**GOAL:**
Note each line where "BATANGAS" appears, and copy it.

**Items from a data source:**
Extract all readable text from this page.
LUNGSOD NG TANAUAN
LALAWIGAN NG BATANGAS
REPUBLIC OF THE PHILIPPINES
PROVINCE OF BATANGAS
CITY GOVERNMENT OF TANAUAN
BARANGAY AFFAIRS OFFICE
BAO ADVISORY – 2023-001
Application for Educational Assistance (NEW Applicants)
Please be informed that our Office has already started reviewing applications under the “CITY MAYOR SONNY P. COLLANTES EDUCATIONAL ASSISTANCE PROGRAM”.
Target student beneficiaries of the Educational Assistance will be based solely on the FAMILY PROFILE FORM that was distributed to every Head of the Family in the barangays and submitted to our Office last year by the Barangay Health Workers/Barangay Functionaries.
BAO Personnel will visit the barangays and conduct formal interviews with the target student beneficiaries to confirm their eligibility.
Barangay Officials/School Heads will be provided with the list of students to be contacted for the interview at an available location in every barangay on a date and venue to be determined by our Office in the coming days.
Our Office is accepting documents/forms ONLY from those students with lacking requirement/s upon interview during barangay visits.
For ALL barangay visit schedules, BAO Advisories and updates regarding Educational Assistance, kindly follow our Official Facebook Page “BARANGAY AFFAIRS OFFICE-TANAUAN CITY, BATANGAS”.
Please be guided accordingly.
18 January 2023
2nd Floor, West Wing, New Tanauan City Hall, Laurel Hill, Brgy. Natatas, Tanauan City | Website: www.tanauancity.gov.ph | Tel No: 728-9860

**SOLUTION BELOW:**
LALAWIGAN NG BATANGAS
PROVINCE OF BATANGAS
For ALL barangay visit schedules, BAO Advisories and updates regarding Educational Assistance, kindly follow our Official Facebook Page “BARANGAY AFFAIRS OFFICE-TANAUAN CITY, BATANGAS”.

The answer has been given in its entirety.